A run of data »
++++

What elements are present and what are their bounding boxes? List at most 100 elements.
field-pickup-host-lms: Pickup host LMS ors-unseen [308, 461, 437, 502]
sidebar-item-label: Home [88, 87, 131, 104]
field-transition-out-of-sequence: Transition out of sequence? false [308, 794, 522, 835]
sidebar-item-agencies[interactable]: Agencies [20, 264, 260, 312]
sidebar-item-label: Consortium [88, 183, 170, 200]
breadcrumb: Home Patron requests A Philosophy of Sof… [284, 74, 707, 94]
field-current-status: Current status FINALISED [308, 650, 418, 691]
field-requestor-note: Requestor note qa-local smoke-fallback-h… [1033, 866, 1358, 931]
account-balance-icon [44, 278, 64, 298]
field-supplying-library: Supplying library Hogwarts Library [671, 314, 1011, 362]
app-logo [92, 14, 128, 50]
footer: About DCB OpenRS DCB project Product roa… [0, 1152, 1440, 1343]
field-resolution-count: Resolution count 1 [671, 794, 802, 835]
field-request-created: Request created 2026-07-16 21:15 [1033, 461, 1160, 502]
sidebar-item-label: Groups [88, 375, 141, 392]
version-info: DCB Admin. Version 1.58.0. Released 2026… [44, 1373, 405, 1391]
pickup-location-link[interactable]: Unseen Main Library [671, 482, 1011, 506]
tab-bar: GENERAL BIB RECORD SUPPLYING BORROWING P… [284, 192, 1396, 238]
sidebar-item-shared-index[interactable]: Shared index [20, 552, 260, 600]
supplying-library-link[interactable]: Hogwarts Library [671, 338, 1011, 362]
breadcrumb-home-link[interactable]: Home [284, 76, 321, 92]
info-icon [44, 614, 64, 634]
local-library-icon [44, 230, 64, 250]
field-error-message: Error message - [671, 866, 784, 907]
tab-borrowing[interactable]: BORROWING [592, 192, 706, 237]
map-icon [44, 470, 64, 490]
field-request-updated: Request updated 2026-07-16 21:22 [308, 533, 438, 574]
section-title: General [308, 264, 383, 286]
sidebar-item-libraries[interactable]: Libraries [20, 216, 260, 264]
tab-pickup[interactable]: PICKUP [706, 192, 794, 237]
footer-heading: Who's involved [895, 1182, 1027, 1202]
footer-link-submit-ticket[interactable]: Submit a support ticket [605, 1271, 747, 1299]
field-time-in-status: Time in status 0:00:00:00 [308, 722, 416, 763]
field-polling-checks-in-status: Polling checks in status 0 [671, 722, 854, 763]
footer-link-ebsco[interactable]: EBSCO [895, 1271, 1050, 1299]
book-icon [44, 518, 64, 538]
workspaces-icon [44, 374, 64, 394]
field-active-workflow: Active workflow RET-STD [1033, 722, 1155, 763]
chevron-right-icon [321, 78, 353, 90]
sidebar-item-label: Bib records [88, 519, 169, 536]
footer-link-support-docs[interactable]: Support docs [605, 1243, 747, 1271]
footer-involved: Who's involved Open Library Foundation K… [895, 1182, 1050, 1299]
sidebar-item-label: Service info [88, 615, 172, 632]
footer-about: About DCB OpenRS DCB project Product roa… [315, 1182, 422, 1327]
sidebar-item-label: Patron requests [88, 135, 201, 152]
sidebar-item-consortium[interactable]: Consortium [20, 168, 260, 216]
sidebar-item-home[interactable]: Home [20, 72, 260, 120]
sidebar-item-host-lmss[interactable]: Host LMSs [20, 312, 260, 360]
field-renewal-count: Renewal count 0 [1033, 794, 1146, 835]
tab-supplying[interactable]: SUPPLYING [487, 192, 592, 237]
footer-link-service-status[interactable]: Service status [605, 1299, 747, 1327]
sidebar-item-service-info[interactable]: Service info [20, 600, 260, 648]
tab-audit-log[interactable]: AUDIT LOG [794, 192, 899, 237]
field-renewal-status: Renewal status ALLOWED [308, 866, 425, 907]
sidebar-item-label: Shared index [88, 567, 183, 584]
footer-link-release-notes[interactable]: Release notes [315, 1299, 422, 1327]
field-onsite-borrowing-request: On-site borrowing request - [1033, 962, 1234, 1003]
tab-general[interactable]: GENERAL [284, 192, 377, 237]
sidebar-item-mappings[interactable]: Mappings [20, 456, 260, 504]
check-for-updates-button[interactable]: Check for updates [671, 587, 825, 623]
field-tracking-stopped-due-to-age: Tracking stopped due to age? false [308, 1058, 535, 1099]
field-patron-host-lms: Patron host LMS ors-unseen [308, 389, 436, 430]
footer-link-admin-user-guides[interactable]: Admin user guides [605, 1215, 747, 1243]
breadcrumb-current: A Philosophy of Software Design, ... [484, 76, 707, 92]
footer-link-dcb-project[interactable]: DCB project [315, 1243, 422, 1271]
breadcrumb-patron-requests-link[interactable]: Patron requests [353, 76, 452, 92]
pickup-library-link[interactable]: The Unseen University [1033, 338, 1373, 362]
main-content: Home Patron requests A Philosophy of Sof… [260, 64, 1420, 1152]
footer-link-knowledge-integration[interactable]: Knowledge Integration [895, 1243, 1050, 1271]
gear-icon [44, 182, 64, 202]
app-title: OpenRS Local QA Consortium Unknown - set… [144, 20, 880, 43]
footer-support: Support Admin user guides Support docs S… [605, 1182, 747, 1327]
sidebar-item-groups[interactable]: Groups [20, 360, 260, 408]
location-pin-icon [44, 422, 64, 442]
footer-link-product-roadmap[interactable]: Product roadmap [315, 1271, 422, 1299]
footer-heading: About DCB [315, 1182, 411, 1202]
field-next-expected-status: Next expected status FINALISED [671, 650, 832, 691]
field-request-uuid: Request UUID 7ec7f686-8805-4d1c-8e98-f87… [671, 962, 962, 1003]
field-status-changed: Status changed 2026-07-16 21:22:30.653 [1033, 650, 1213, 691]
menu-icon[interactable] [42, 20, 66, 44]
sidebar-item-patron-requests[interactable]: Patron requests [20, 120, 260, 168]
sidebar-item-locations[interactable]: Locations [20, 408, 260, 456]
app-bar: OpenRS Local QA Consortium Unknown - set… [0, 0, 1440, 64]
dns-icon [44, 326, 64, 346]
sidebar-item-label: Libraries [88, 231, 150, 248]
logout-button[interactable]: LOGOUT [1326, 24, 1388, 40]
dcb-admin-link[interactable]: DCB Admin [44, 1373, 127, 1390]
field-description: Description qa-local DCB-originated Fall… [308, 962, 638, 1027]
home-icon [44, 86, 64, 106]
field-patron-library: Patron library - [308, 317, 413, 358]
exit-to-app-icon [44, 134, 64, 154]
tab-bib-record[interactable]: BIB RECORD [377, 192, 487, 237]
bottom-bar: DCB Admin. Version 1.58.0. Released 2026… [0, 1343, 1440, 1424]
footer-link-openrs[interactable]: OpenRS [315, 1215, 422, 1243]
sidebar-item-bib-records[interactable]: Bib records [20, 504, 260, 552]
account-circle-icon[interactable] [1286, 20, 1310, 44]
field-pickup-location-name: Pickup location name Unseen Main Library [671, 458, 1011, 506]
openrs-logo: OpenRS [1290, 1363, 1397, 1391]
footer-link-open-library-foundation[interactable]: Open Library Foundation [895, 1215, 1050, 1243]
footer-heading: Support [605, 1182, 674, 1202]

++++

Task details » Copy the data above, keeping every line word for word.

Solution below »
What elements are present and what are their bounding boxes? List at most 100 elements.
field-pickup-host-lms: Pickup host LMS ors-unseen [308, 461, 437, 502]
sidebar-item-label: Home [88, 87, 131, 104]
field-transition-out-of-sequence: Transition out of sequence? false [308, 794, 522, 835]
sidebar-item-agencies[interactable]: Agencies [20, 264, 260, 312]
sidebar-item-label: Consortium [88, 183, 170, 200]
breadcrumb: Home Patron requests A Philosophy of Sof… [284, 74, 707, 94]
field-current-status: Current status FINALISED [308, 650, 418, 691]
field-requestor-note: Requestor note qa-local smoke-fallback-h… [1033, 866, 1358, 931]
account-balance-icon [44, 278, 64, 298]
field-supplying-library: Supplying library Hogwarts Library [671, 314, 1011, 362]
app-logo [92, 14, 128, 50]
footer: About DCB OpenRS DCB project Product roa… [0, 1152, 1440, 1343]
field-resolution-count: Resolution count 1 [671, 794, 802, 835]
field-request-created: Request created 2026-07-16 21:15 [1033, 461, 1160, 502]
sidebar-item-label: Groups [88, 375, 141, 392]
version-info: DCB Admin. Version 1.58.0. Released 2026… [44, 1373, 405, 1391]
pickup-location-link[interactable]: Unseen Main Library [671, 482, 1011, 506]
tab-bar: GENERAL BIB RECORD SUPPLYING BORROWING P… [284, 192, 1396, 238]
sidebar-item-shared-index[interactable]: Shared index [20, 552, 260, 600]
supplying-library-link[interactable]: Hogwarts Library [671, 338, 1011, 362]
breadcrumb-home-link[interactable]: Home [284, 76, 321, 92]
info-icon [44, 614, 64, 634]
local-library-icon [44, 230, 64, 250]
field-error-message: Error message - [671, 866, 784, 907]
tab-borrowing[interactable]: BORROWING [592, 192, 706, 237]
map-icon [44, 470, 64, 490]
field-request-updated: Request updated 2026-07-16 21:22 [308, 533, 438, 574]
section-title: General [308, 264, 383, 286]
sidebar-item-libraries[interactable]: Libraries [20, 216, 260, 264]
tab-pickup[interactable]: PICKUP [706, 192, 794, 237]
footer-heading: Who's involved [895, 1182, 1027, 1202]
footer-link-submit-ticket[interactable]: Submit a support ticket [605, 1271, 747, 1299]
field-time-in-status: Time in status 0:00:00:00 [308, 722, 416, 763]
field-polling-checks-in-status: Polling checks in status 0 [671, 722, 854, 763]
footer-link-ebsco[interactable]: EBSCO [895, 1271, 1050, 1299]
book-icon [44, 518, 64, 538]
workspaces-icon [44, 374, 64, 394]
field-active-workflow: Active workflow RET-STD [1033, 722, 1155, 763]
chevron-right-icon [321, 78, 353, 90]
sidebar-item-label: Bib records [88, 519, 169, 536]
footer-link-support-docs[interactable]: Support docs [605, 1243, 747, 1271]
footer-involved: Who's involved Open Library Foundation K… [895, 1182, 1050, 1299]
sidebar-item-label: Service info [88, 615, 172, 632]
footer-about: About DCB OpenRS DCB project Product roa… [315, 1182, 422, 1327]
sidebar-item-label: Patron requests [88, 135, 201, 152]
sidebar-item-consortium[interactable]: Consortium [20, 168, 260, 216]
sidebar-item-home[interactable]: Home [20, 72, 260, 120]
sidebar-item-host-lmss[interactable]: Host LMSs [20, 312, 260, 360]
field-renewal-count: Renewal count 0 [1033, 794, 1146, 835]
tab-supplying[interactable]: SUPPLYING [487, 192, 592, 237]
footer-link-service-status[interactable]: Service status [605, 1299, 747, 1327]
sidebar-item-service-info[interactable]: Service info [20, 600, 260, 648]
tab-audit-log[interactable]: AUDIT LOG [794, 192, 899, 237]
field-renewal-status: Renewal status ALLOWED [308, 866, 425, 907]
sidebar-item-label: Shared index [88, 567, 183, 584]
footer-link-release-notes[interactable]: Release notes [315, 1299, 422, 1327]
field-onsite-borrowing-request: On-site borrowing request - [1033, 962, 1234, 1003]
tab-general[interactable]: GENERAL [284, 192, 377, 237]
sidebar-item-mappings[interactable]: Mappings [20, 456, 260, 504]
check-for-updates-button[interactable]: Check for updates [671, 587, 825, 623]
field-tracking-stopped-due-to-age: Tracking stopped due to age? false [308, 1058, 535, 1099]
field-patron-host-lms: Patron host LMS ors-unseen [308, 389, 436, 430]
footer-link-admin-user-guides[interactable]: Admin user guides [605, 1215, 747, 1243]
breadcrumb-current: A Philosophy of Software Design, ... [484, 76, 707, 92]
footer-link-dcb-project[interactable]: DCB project [315, 1243, 422, 1271]
breadcrumb-patron-requests-link[interactable]: Patron requests [353, 76, 452, 92]
pickup-library-link[interactable]: The Unseen University [1033, 338, 1373, 362]
main-content: Home Patron requests A Philosophy of Sof… [260, 64, 1420, 1152]
footer-link-knowledge-integration[interactable]: Knowledge Integration [895, 1243, 1050, 1271]
gear-icon [44, 182, 64, 202]
app-title: OpenRS Local QA Consortium Unknown - set… [144, 20, 880, 43]
footer-support: Support Admin user guides Support docs S… [605, 1182, 747, 1327]
sidebar-item-groups[interactable]: Groups [20, 360, 260, 408]
location-pin-icon [44, 422, 64, 442]
footer-link-product-roadmap[interactable]: Product roadmap [315, 1271, 422, 1299]
footer-heading: About DCB [315, 1182, 411, 1202]
field-next-expected-status: Next expected status FINALISED [671, 650, 832, 691]
field-request-uuid: Request UUID 7ec7f686-8805-4d1c-8e98-f87… [671, 962, 962, 1003]
field-status-changed: Status changed 2026-07-16 21:22:30.653 [1033, 650, 1213, 691]
menu-icon[interactable] [42, 20, 66, 44]
sidebar-item-patron-requests[interactable]: Patron requests [20, 120, 260, 168]
sidebar-item-locations[interactable]: Locations [20, 408, 260, 456]
app-bar: OpenRS Local QA Consortium Unknown - set… [0, 0, 1440, 64]
dns-icon [44, 326, 64, 346]
sidebar-item-label: Libraries [88, 231, 150, 248]
logout-button[interactable]: LOGOUT [1326, 24, 1388, 40]
dcb-admin-link[interactable]: DCB Admin [44, 1373, 127, 1390]
field-description: Description qa-local DCB-originated Fall… [308, 962, 638, 1027]
home-icon [44, 86, 64, 106]
field-patron-library: Patron library - [308, 317, 413, 358]
exit-to-app-icon [44, 134, 64, 154]
tab-bib-record[interactable]: BIB RECORD [377, 192, 487, 237]
bottom-bar: DCB Admin. Version 1.58.0. Released 2026… [0, 1343, 1440, 1424]
footer-link-openrs[interactable]: OpenRS [315, 1215, 422, 1243]
sidebar-item-bib-records[interactable]: Bib records [20, 504, 260, 552]
account-circle-icon[interactable] [1286, 20, 1310, 44]
field-pickup-location-name: Pickup location name Unseen Main Library [671, 458, 1011, 506]
openrs-logo: OpenRS [1290, 1363, 1397, 1391]
footer-link-open-library-foundation[interactable]: Open Library Foundation [895, 1215, 1050, 1243]
footer-heading: Support [605, 1182, 674, 1202]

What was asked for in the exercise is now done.